## Task requirements:
Of the lines in the listing below, how many hold "this"? Answer with the number only.

## Data provided:
----------

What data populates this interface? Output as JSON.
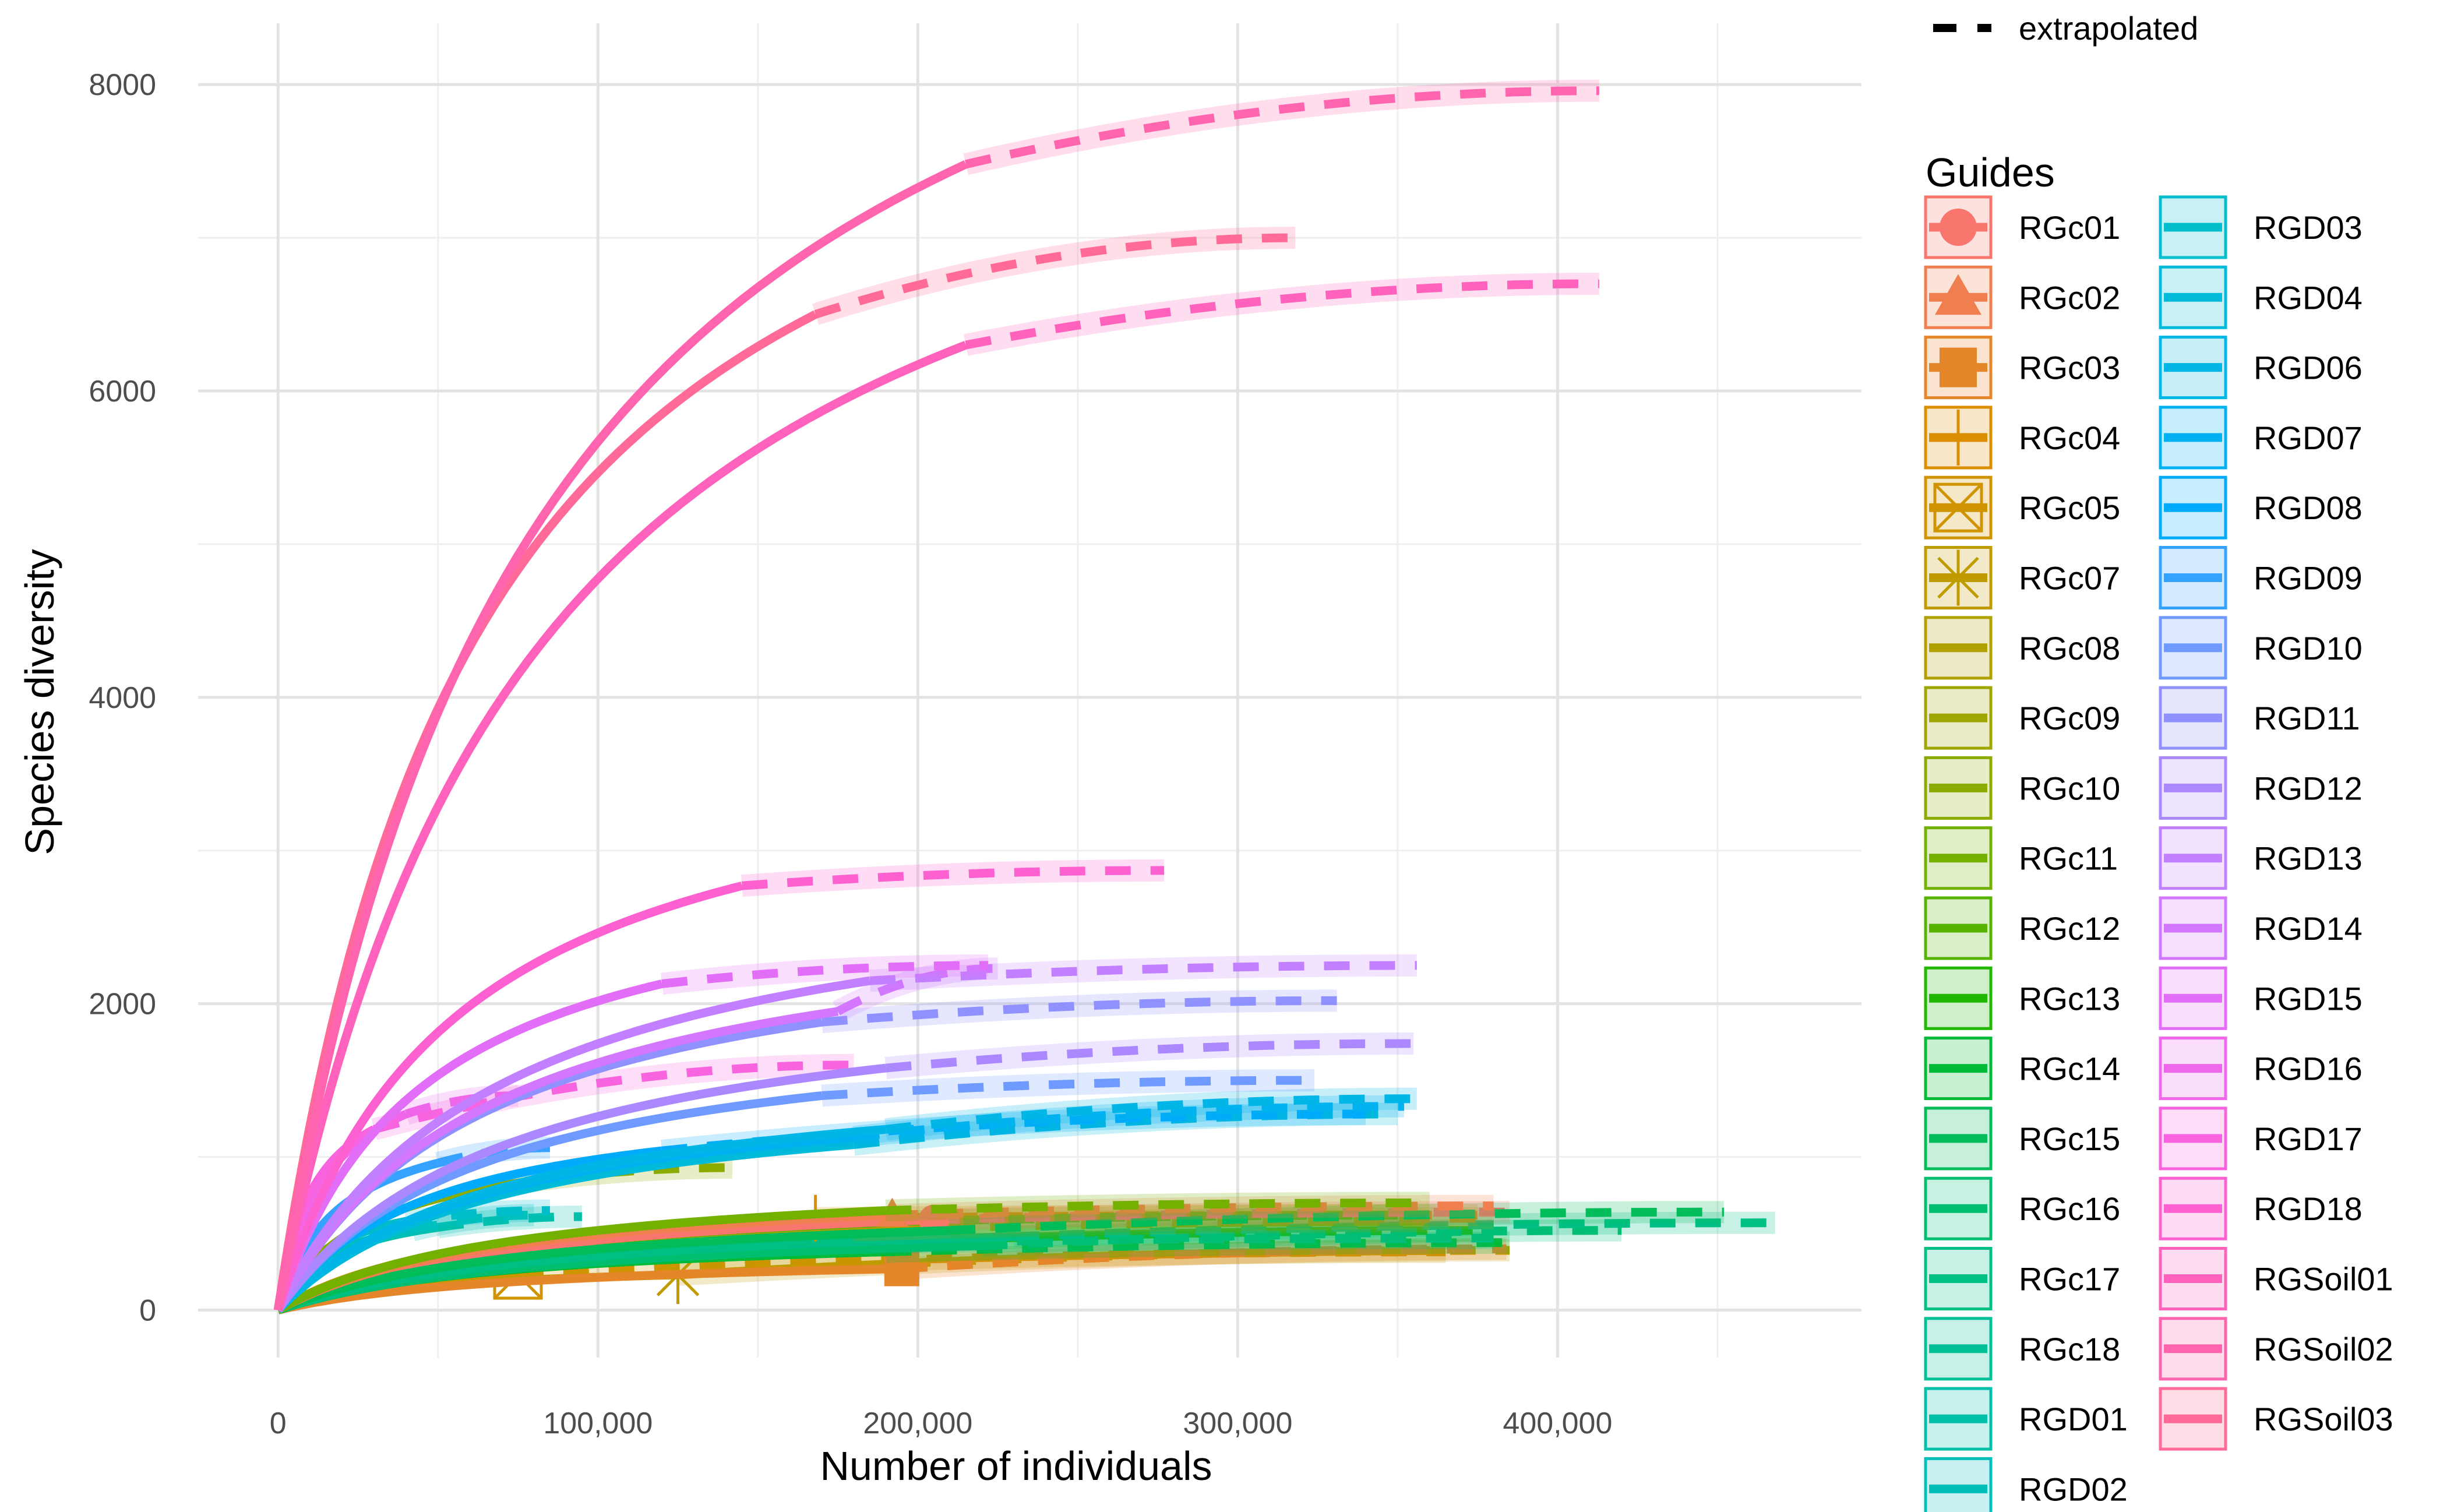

----------

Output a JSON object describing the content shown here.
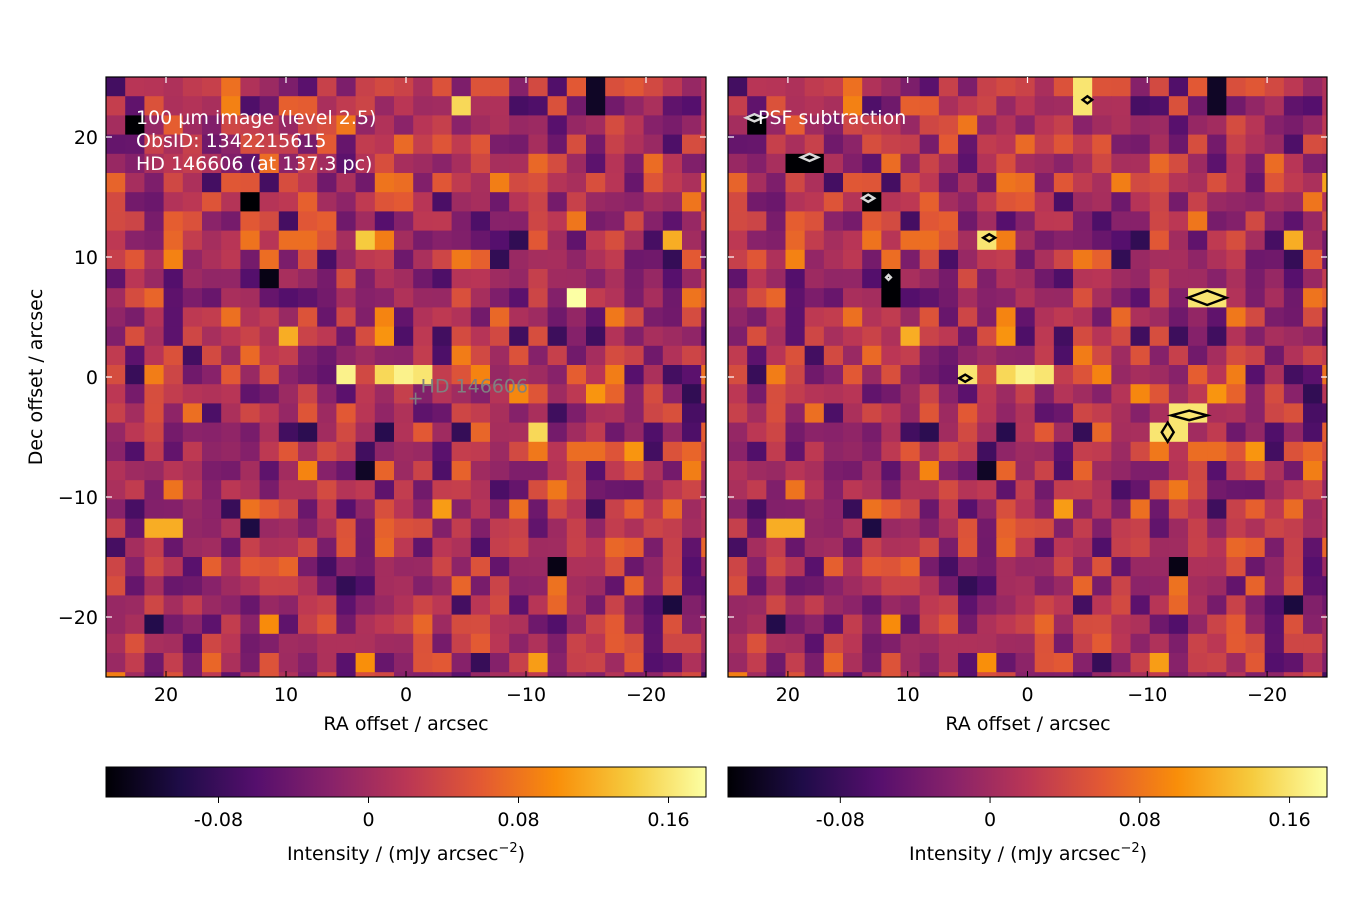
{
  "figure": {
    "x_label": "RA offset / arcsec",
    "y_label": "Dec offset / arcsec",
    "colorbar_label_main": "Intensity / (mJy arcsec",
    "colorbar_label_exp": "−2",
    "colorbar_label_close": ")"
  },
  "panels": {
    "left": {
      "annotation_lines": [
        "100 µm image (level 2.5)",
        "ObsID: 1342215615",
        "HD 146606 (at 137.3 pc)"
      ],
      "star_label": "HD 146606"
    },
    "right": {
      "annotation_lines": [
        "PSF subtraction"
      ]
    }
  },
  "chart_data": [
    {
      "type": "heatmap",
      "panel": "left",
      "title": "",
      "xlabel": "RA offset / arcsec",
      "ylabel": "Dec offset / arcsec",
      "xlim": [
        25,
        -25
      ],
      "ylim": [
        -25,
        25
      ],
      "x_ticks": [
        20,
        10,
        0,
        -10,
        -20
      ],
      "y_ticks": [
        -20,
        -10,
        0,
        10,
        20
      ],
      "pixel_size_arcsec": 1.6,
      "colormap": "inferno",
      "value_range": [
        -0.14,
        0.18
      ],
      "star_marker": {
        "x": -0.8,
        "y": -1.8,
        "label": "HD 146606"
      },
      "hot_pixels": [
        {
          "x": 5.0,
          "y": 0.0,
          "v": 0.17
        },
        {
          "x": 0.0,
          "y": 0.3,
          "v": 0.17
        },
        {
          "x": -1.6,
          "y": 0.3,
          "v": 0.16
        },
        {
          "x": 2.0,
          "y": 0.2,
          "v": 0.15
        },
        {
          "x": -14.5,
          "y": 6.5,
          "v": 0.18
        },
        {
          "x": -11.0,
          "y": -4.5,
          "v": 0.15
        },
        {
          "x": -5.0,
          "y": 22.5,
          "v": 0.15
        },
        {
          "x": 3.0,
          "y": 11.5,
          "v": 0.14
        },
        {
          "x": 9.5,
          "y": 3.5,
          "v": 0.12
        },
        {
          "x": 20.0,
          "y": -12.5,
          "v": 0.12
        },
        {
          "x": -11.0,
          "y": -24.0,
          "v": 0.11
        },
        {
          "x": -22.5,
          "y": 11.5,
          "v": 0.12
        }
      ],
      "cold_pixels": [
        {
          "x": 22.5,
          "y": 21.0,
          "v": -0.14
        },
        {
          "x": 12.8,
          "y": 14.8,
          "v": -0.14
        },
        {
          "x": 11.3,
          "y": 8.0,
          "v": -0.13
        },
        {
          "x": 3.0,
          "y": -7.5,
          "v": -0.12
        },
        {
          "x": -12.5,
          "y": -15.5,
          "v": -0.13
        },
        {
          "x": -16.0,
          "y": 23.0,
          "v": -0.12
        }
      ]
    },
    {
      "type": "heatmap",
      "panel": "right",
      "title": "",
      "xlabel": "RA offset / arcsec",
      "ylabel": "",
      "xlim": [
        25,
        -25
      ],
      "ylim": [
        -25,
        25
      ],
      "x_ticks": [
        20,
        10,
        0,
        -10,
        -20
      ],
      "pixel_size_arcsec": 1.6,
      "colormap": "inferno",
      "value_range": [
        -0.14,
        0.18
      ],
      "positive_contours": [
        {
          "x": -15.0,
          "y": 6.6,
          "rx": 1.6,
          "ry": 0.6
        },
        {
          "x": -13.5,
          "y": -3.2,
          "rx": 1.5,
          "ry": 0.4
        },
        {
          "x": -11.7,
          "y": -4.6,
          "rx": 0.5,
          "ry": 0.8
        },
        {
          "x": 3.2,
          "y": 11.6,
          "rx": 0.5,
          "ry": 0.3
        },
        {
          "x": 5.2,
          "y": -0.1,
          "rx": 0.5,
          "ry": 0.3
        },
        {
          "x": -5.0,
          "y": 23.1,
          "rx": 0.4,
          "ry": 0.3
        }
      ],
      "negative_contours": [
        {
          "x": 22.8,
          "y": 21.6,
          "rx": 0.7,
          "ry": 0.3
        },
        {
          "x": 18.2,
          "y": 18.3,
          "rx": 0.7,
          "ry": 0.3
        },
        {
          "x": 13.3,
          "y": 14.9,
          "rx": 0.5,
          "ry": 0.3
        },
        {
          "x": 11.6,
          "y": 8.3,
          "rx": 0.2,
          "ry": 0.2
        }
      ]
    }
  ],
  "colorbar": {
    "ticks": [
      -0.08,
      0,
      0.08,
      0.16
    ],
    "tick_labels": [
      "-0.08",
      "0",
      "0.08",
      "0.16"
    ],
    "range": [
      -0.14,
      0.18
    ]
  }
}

----------

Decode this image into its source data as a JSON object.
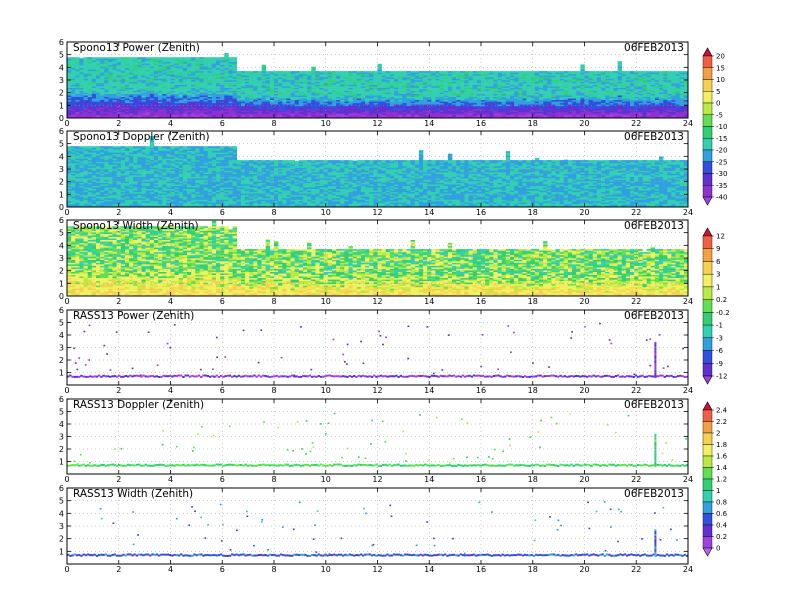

----------

## Exercise output:
2